(Dataset listings of figures)
+ + + + + + +
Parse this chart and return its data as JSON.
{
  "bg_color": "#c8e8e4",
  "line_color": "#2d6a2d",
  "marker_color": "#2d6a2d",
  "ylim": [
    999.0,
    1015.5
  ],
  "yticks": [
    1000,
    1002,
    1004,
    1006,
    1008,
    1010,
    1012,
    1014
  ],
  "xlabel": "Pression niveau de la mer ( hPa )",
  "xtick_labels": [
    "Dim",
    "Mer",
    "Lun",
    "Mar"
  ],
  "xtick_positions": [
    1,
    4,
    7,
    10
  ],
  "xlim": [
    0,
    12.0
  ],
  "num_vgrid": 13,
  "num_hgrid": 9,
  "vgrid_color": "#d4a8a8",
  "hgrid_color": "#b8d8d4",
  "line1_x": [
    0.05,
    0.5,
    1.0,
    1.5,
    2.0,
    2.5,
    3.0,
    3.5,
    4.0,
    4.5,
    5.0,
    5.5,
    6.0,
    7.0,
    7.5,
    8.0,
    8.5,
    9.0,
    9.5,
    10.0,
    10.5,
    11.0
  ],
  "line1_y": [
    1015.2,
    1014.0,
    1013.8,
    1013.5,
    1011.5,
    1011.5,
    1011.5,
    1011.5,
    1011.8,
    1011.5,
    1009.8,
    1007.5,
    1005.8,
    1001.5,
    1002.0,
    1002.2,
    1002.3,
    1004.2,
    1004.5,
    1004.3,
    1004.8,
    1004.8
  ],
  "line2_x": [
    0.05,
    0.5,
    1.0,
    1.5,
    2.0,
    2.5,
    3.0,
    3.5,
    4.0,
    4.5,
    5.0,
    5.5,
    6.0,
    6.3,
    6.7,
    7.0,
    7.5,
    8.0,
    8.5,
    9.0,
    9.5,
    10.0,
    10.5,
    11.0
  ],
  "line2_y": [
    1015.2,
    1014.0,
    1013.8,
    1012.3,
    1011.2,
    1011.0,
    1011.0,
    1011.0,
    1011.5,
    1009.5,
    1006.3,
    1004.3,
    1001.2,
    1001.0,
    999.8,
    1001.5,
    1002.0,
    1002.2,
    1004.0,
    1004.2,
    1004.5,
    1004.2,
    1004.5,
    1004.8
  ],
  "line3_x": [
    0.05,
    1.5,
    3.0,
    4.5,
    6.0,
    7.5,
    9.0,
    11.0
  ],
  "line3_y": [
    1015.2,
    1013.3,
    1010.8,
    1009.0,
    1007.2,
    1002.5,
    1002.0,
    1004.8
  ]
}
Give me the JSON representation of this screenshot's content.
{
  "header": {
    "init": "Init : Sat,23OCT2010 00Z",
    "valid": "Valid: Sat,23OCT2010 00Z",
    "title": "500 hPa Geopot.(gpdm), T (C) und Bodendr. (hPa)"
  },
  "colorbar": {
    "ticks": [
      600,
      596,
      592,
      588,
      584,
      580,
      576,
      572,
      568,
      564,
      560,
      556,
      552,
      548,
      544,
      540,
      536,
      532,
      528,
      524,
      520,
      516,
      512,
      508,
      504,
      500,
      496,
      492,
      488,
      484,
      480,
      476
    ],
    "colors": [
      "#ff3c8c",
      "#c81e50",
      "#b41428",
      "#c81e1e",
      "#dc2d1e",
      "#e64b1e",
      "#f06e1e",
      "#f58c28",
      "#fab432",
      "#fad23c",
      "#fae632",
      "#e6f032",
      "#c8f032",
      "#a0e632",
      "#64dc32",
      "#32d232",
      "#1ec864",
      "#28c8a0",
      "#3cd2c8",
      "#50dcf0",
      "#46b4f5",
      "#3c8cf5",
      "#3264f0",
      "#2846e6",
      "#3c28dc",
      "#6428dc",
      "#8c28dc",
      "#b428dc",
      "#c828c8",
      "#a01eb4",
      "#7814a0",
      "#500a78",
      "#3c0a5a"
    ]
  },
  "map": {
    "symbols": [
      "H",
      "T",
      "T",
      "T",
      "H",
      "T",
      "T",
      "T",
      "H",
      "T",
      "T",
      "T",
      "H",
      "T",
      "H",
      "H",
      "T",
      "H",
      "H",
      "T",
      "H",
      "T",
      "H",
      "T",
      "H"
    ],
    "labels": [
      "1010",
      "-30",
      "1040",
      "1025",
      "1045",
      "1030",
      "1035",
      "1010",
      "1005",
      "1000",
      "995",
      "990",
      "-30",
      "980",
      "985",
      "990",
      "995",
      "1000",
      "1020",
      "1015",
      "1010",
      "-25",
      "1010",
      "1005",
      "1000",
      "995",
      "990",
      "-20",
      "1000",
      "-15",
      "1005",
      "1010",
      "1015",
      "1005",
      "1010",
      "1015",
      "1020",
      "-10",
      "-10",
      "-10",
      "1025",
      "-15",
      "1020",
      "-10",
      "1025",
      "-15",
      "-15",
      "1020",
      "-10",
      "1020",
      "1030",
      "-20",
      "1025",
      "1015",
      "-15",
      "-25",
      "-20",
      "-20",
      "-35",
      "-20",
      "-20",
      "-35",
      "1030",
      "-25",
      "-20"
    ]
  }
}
+ + + + + + +
== The exercise ==
Pull out each line of the records holding the string "JSON".

== Answer to this problem ==
Parse this chart and return its data as JSON.
Give me the JSON representation of this screenshot's content.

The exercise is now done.